___ Source records ___

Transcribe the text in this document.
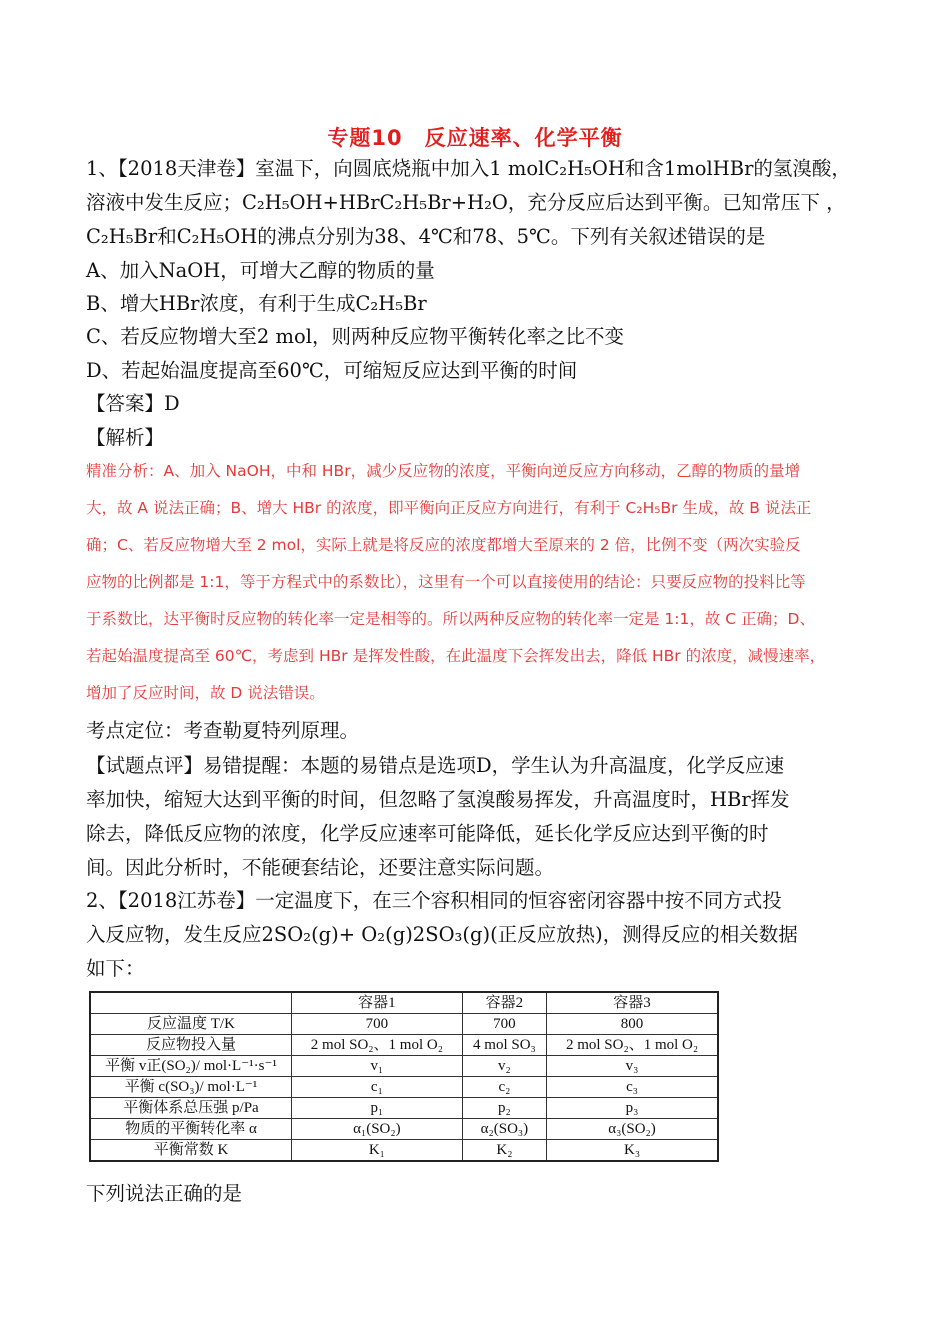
专题10　反应速率、化学平衡
1、【2018天津卷】室温下，向圆底烧瓶中加入1 molC₂H₅OH和含1molHBr的氢溴酸，
溶液中发生反应；C₂H₅OH+HBrC₂H₅Br+H₂O，充分反应后达到平衡。已知常压下 ，
C₂H₅Br和C₂H₅OH的沸点分别为38、4℃和78、5℃。下列有关叙述错误的是
A、加入NaOH，可增大乙醇的物质的量
B、增大HBr浓度，有利于生成C₂H₅Br
C、若反应物增大至2 mol，则两种反应物平衡转化率之比不变
D、若起始温度提高至60℃，可缩短反应达到平衡的时间
【答案】D
【解析】
精准分析：A、加入 NaOH，中和 HBr，减少反应物的浓度，平衡向逆反应方向移动，乙醇的物质的量增
大，故 A 说法正确；B、增大 HBr 的浓度，即平衡向正反应方向进行，有利于 C₂H₅Br 生成，故 B 说法正
确；C、若反应物增大至 2 mol，实际上就是将反应的浓度都增大至原来的 2 倍，比例不变（两次实验反
应物的比例都是 1:1，等于方程式中的系数比），这里有一个可以直接使用的结论：只要反应物的投料比等
于系数比，达平衡时反应物的转化率一定是相等的。所以两种反应物的转化率一定是 1:1，故 C 正确；D、
若起始温度提高至 60℃，考虑到 HBr 是挥发性酸，在此温度下会挥发出去，降低 HBr 的浓度，减慢速率，
增加了反应时间，故 D 说法错误。
考点定位：考查勒夏特列原理。
【试题点评】易错提醒：本题的易错点是选项D，学生认为升高温度，化学反应速
率加快，缩短大达到平衡的时间，但忽略了氢溴酸易挥发，升高温度时，HBr挥发
除去，降低反应物的浓度，化学反应速率可能降低，延长化学反应达到平衡的时
间。因此分析时，不能硬套结论，还要注意实际问题。
2、【2018江苏卷】一定温度下，在三个容积相同的恒容密闭容器中按不同方式投
入反应物，发生反应2SO₂(g)+ O₂(g)2SO₃(g)(正反应放热)，测得反应的相关数据
如下：
	容器1	容器2	容器3
反应温度 T/K	700	700	800
反应物投入量	2 mol SO₂、1 mol O₂	4 mol SO₃	2 mol SO₂、1 mol O₂
平衡 v正(SO₂)/ mol·L⁻¹·s⁻¹	v₁	v₂	v₃
平衡 c(SO₃)/ mol·L⁻¹	c₁	c₂	c₃
平衡体系总压强 p/Pa	p₁	p₂	p₃
物质的平衡转化率 α	α₁(SO₂)	α₂(SO₃)	α₃(SO₂)
平衡常数 K	K₁	K₂	K₃
下列说法正确的是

___

*Aim of the exercise*. Quote everything in the listing above exactly; pictures are the only thing to omit.

*Solution to the exercise*.
Transcribe the text in this document.
专题10　反应速率、化学平衡
1、【2018天津卷】室温下，向圆底烧瓶中加入1 molC₂H₅OH和含1molHBr的氢溴酸，
溶液中发生反应；C₂H₅OH+HBrC₂H₅Br+H₂O，充分反应后达到平衡。已知常压下 ，
C₂H₅Br和C₂H₅OH的沸点分别为38、4℃和78、5℃。下列有关叙述错误的是
A、加入NaOH，可增大乙醇的物质的量
B、增大HBr浓度，有利于生成C₂H₅Br
C、若反应物增大至2 mol，则两种反应物平衡转化率之比不变
D、若起始温度提高至60℃，可缩短反应达到平衡的时间
【答案】D
【解析】
精准分析：A、加入 NaOH，中和 HBr，减少反应物的浓度，平衡向逆反应方向移动，乙醇的物质的量增
大，故 A 说法正确；B、增大 HBr 的浓度，即平衡向正反应方向进行，有利于 C₂H₅Br 生成，故 B 说法正
确；C、若反应物增大至 2 mol，实际上就是将反应的浓度都增大至原来的 2 倍，比例不变（两次实验反
应物的比例都是 1:1，等于方程式中的系数比），这里有一个可以直接使用的结论：只要反应物的投料比等
于系数比，达平衡时反应物的转化率一定是相等的。所以两种反应物的转化率一定是 1:1，故 C 正确；D、
若起始温度提高至 60℃，考虑到 HBr 是挥发性酸，在此温度下会挥发出去，降低 HBr 的浓度，减慢速率，
增加了反应时间，故 D 说法错误。
考点定位：考查勒夏特列原理。
【试题点评】易错提醒：本题的易错点是选项D，学生认为升高温度，化学反应速
率加快，缩短大达到平衡的时间，但忽略了氢溴酸易挥发，升高温度时，HBr挥发
除去，降低反应物的浓度，化学反应速率可能降低，延长化学反应达到平衡的时
间。因此分析时，不能硬套结论，还要注意实际问题。
2、【2018江苏卷】一定温度下，在三个容积相同的恒容密闭容器中按不同方式投
入反应物，发生反应2SO₂(g)+ O₂(g)2SO₃(g)(正反应放热)，测得反应的相关数据
如下：
	容器1	容器2	容器3
反应温度 T/K	700	700	800
反应物投入量	2 mol SO₂、1 mol O₂	4 mol SO₃	2 mol SO₂、1 mol O₂
平衡 v正(SO₂)/ mol·L⁻¹·s⁻¹	v₁	v₂	v₃
平衡 c(SO₃)/ mol·L⁻¹	c₁	c₂	c₃
平衡体系总压强 p/Pa	p₁	p₂	p₃
物质的平衡转化率 α	α₁(SO₂)	α₂(SO₃)	α₃(SO₂)
平衡常数 K	K₁	K₂	K₃
下列说法正确的是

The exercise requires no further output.